Reproduce the listing word for word. Skip any image.

Source data
____

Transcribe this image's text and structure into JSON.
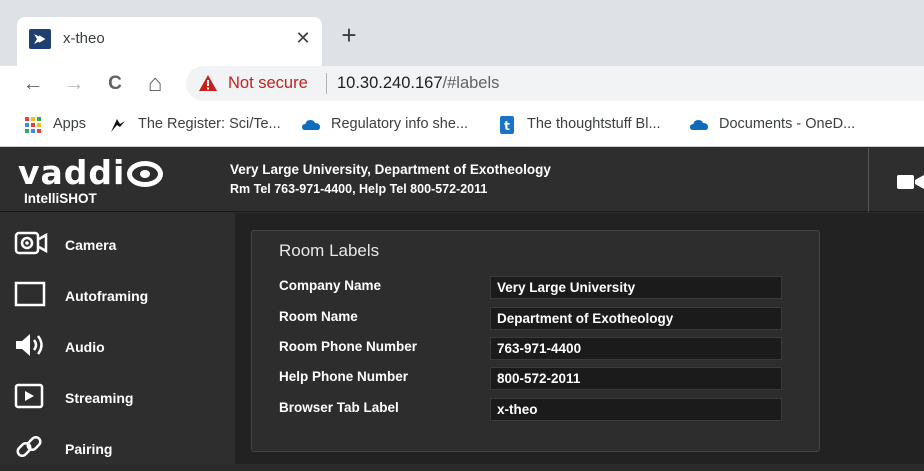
{
  "browser": {
    "tab": {
      "title": "x-theo",
      "close": "✕"
    },
    "new_tab": "+",
    "toolbar": {
      "back": "←",
      "forward": "→",
      "reload": "C",
      "home": "⌂",
      "security_label": "Not secure",
      "url_host": "10.30.240.167",
      "url_path": "/#labels"
    },
    "bookmarks": [
      {
        "label": "Apps",
        "icon": "apps-grid-icon"
      },
      {
        "label": "The Register: Sci/Te...",
        "icon": "register-icon"
      },
      {
        "label": "Regulatory info she...",
        "icon": "onedrive-cloud-icon"
      },
      {
        "label": "The thoughtstuff Bl...",
        "icon": "thoughtstuff-icon"
      },
      {
        "label": "Documents - OneD...",
        "icon": "onedrive-cloud-icon"
      }
    ],
    "colors": {
      "tabbar": "#dee1e6",
      "omnibox": "#f1f3f4",
      "insecure": "#c5221f"
    }
  },
  "app": {
    "logo": "vaddi",
    "product": "IntelliSHOT",
    "site_line1": "Very Large University, Department of Exotheology",
    "site_line2": "Rm Tel 763-971-4400, Help Tel 800-572-2011",
    "nav": [
      {
        "label": "Camera",
        "icon": "camera-icon"
      },
      {
        "label": "Autoframing",
        "icon": "autoframing-icon"
      },
      {
        "label": "Audio",
        "icon": "speaker-icon"
      },
      {
        "label": "Streaming",
        "icon": "play-icon"
      },
      {
        "label": "Pairing",
        "icon": "link-icon"
      }
    ],
    "panel": {
      "title": "Room Labels",
      "fields": [
        {
          "label": "Company Name",
          "value": "Very Large University"
        },
        {
          "label": "Room Name",
          "value": "Department of Exotheology"
        },
        {
          "label": "Room Phone Number",
          "value": "763-971-4400"
        },
        {
          "label": "Help Phone Number",
          "value": "800-572-2011"
        },
        {
          "label": "Browser Tab Label",
          "value": "x-theo"
        }
      ]
    },
    "colors": {
      "header": "#2e2e2e",
      "main_bg": "#222222",
      "panel_bg": "#2d2d2d",
      "field_bg": "#1b1b1b"
    }
  }
}
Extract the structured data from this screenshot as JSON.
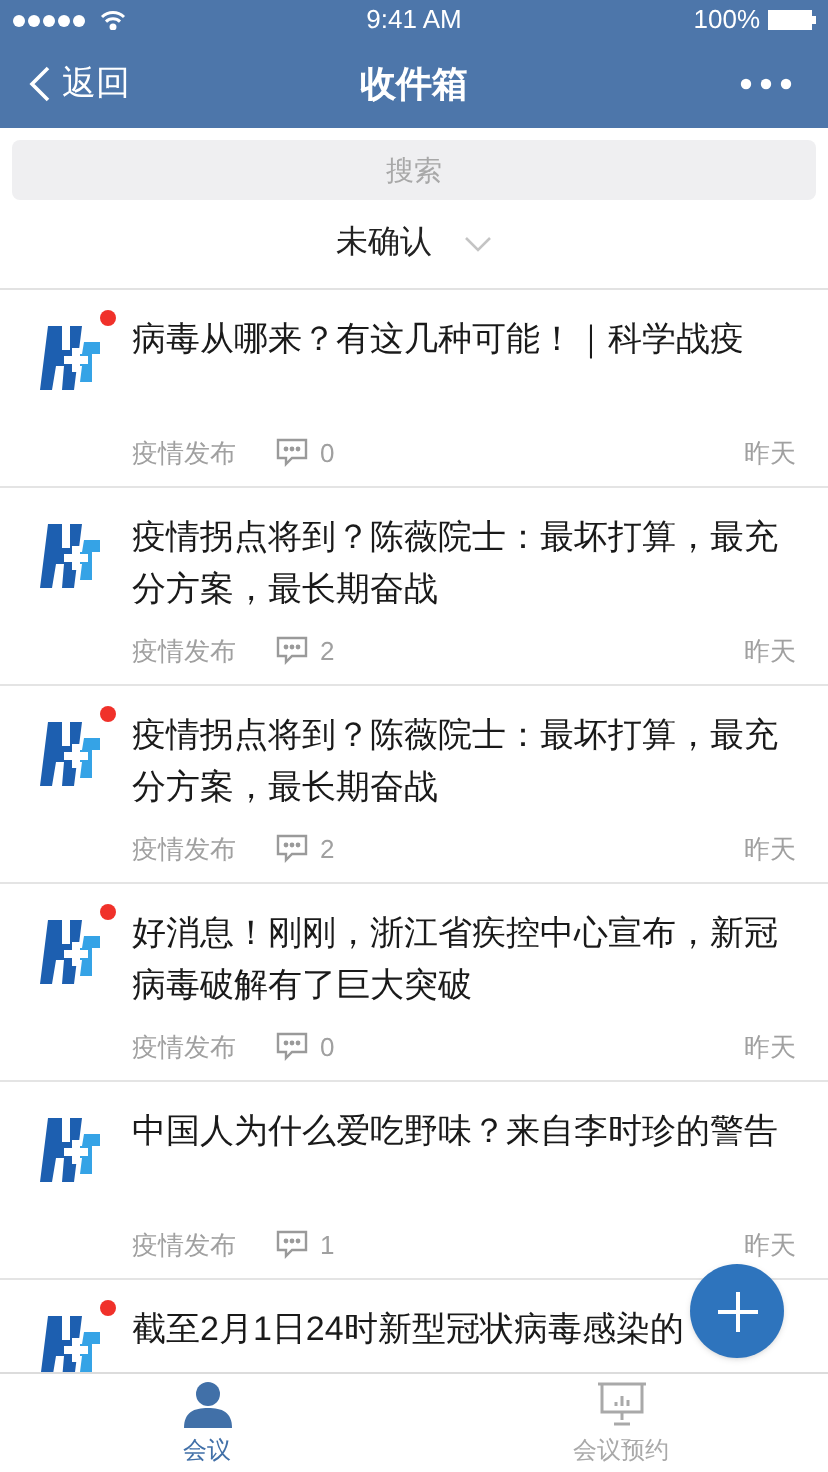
{
  "status_bar": {
    "time": "9:41 AM",
    "battery": "100%"
  },
  "nav": {
    "back": "返回",
    "title": "收件箱"
  },
  "search": {
    "placeholder": "搜索"
  },
  "filter": {
    "label": "未确认"
  },
  "messages": [
    {
      "title": "病毒从哪来？有这几种可能！｜科学战疫",
      "source": "疫情发布",
      "comments": "0",
      "time": "昨天",
      "unread": true
    },
    {
      "title": "疫情拐点将到？陈薇院士：最坏打算，最充分方案，最长期奋战",
      "source": "疫情发布",
      "comments": "2",
      "time": "昨天",
      "unread": false
    },
    {
      "title": "疫情拐点将到？陈薇院士：最坏打算，最充分方案，最长期奋战",
      "source": "疫情发布",
      "comments": "2",
      "time": "昨天",
      "unread": true
    },
    {
      "title": "好消息！刚刚，浙江省疾控中心宣布，新冠病毒破解有了巨大突破",
      "source": "疫情发布",
      "comments": "0",
      "time": "昨天",
      "unread": true
    },
    {
      "title": "中国人为什么爱吃野味？来自李时珍的警告",
      "source": "疫情发布",
      "comments": "1",
      "time": "昨天",
      "unread": false
    },
    {
      "title": "截至2月1日24时新型冠状病毒感染的",
      "unread": true
    }
  ],
  "tabs": [
    {
      "label": "会议",
      "selected": true,
      "kind": "person"
    },
    {
      "label": "会议预约",
      "selected": false,
      "kind": "board"
    }
  ]
}
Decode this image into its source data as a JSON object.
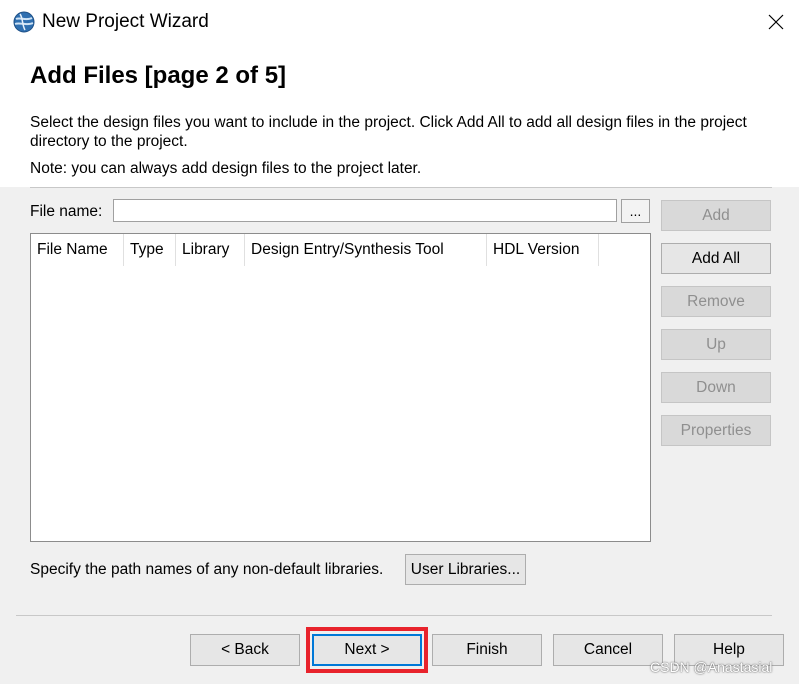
{
  "window": {
    "title": "New Project Wizard",
    "icon": "globe-icon",
    "close": "close-icon"
  },
  "header": {
    "heading": "Add Files [page 2 of 5]",
    "description": "Select the design files you want to include in the project. Click Add All to add all design files in the project directory to the project.",
    "note": "Note: you can always add design files to the project later."
  },
  "file_name": {
    "label": "File name:",
    "value": "",
    "browse_label": "..."
  },
  "table": {
    "columns": [
      "File Name",
      "Type",
      "Library",
      "Design Entry/Synthesis Tool",
      "HDL Version"
    ],
    "rows": []
  },
  "side_buttons": [
    {
      "label": "Add",
      "enabled": false
    },
    {
      "label": "Add All",
      "enabled": true
    },
    {
      "label": "Remove",
      "enabled": false
    },
    {
      "label": "Up",
      "enabled": false
    },
    {
      "label": "Down",
      "enabled": false
    },
    {
      "label": "Properties",
      "enabled": false
    }
  ],
  "libraries": {
    "text": "Specify the path names of any non-default libraries.",
    "button": "User Libraries..."
  },
  "footer": {
    "back": "< Back",
    "next": "Next >",
    "finish": "Finish",
    "cancel": "Cancel",
    "help": "Help"
  },
  "watermark": "CSDN @Anastasial",
  "colors": {
    "highlight": "#e8232c",
    "focus": "#0078d7"
  }
}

____

● Answer in full
Transcribe this image's text and structure into JSON.
{
  "browser": {
    "tab": {
      "title": "x-theo",
      "close": "✕"
    },
    "new_tab": "+",
    "toolbar": {
      "back": "←",
      "forward": "→",
      "reload": "C",
      "home": "⌂",
      "security_label": "Not secure",
      "url_host": "10.30.240.167",
      "url_path": "/#labels"
    },
    "bookmarks": [
      {
        "label": "Apps",
        "icon": "apps-grid-icon"
      },
      {
        "label": "The Register: Sci/Te...",
        "icon": "register-icon"
      },
      {
        "label": "Regulatory info she...",
        "icon": "onedrive-cloud-icon"
      },
      {
        "label": "The thoughtstuff Bl...",
        "icon": "thoughtstuff-icon"
      },
      {
        "label": "Documents - OneD...",
        "icon": "onedrive-cloud-icon"
      }
    ],
    "colors": {
      "tabbar": "#dee1e6",
      "omnibox": "#f1f3f4",
      "insecure": "#c5221f"
    }
  },
  "app": {
    "logo": "vaddi",
    "product": "IntelliSHOT",
    "site_line1": "Very Large University, Department of Exotheology",
    "site_line2": "Rm Tel 763-971-4400, Help Tel 800-572-2011",
    "nav": [
      {
        "label": "Camera",
        "icon": "camera-icon"
      },
      {
        "label": "Autoframing",
        "icon": "autoframing-icon"
      },
      {
        "label": "Audio",
        "icon": "speaker-icon"
      },
      {
        "label": "Streaming",
        "icon": "play-icon"
      },
      {
        "label": "Pairing",
        "icon": "link-icon"
      }
    ],
    "panel": {
      "title": "Room Labels",
      "fields": [
        {
          "label": "Company Name",
          "value": "Very Large University"
        },
        {
          "label": "Room Name",
          "value": "Department of Exotheology"
        },
        {
          "label": "Room Phone Number",
          "value": "763-971-4400"
        },
        {
          "label": "Help Phone Number",
          "value": "800-572-2011"
        },
        {
          "label": "Browser Tab Label",
          "value": "x-theo"
        }
      ]
    },
    "colors": {
      "header": "#2e2e2e",
      "main_bg": "#222222",
      "panel_bg": "#2d2d2d",
      "field_bg": "#1b1b1b"
    }
  }
}
Extract the structured data from this screenshot as JSON.
{
  "status_bar": {
    "time": "9:41 AM",
    "battery": "100%"
  },
  "nav": {
    "back": "返回",
    "title": "收件箱"
  },
  "search": {
    "placeholder": "搜索"
  },
  "filter": {
    "label": "未确认"
  },
  "messages": [
    {
      "title": "病毒从哪来？有这几种可能！｜科学战疫",
      "source": "疫情发布",
      "comments": "0",
      "time": "昨天",
      "unread": true
    },
    {
      "title": "疫情拐点将到？陈薇院士：最坏打算，最充分方案，最长期奋战",
      "source": "疫情发布",
      "comments": "2",
      "time": "昨天",
      "unread": false
    },
    {
      "title": "疫情拐点将到？陈薇院士：最坏打算，最充分方案，最长期奋战",
      "source": "疫情发布",
      "comments": "2",
      "time": "昨天",
      "unread": true
    },
    {
      "title": "好消息！刚刚，浙江省疾控中心宣布，新冠病毒破解有了巨大突破",
      "source": "疫情发布",
      "comments": "0",
      "time": "昨天",
      "unread": true
    },
    {
      "title": "中国人为什么爱吃野味？来自李时珍的警告",
      "source": "疫情发布",
      "comments": "1",
      "time": "昨天",
      "unread": false
    },
    {
      "title": "截至2月1日24时新型冠状病毒感染的",
      "unread": true
    }
  ],
  "tabs": [
    {
      "label": "会议",
      "selected": true,
      "kind": "person"
    },
    {
      "label": "会议预约",
      "selected": false,
      "kind": "board"
    }
  ]
}
Decode this image into its source data as a JSON object.
{
  "window": {
    "title": "New Project Wizard",
    "icon": "globe-icon",
    "close": "close-icon"
  },
  "header": {
    "heading": "Add Files [page 2 of 5]",
    "description": "Select the design files you want to include in the project. Click Add All to add all design files in the project directory to the project.",
    "note": "Note: you can always add design files to the project later."
  },
  "file_name": {
    "label": "File name:",
    "value": "",
    "browse_label": "..."
  },
  "table": {
    "columns": [
      "File Name",
      "Type",
      "Library",
      "Design Entry/Synthesis Tool",
      "HDL Version"
    ],
    "rows": []
  },
  "side_buttons": [
    {
      "label": "Add",
      "enabled": false
    },
    {
      "label": "Add All",
      "enabled": true
    },
    {
      "label": "Remove",
      "enabled": false
    },
    {
      "label": "Up",
      "enabled": false
    },
    {
      "label": "Down",
      "enabled": false
    },
    {
      "label": "Properties",
      "enabled": false
    }
  ],
  "libraries": {
    "text": "Specify the path names of any non-default libraries.",
    "button": "User Libraries..."
  },
  "footer": {
    "back": "< Back",
    "next": "Next >",
    "finish": "Finish",
    "cancel": "Cancel",
    "help": "Help"
  },
  "watermark": "CSDN @Anastasial",
  "colors": {
    "highlight": "#e8232c",
    "focus": "#0078d7"
  }
}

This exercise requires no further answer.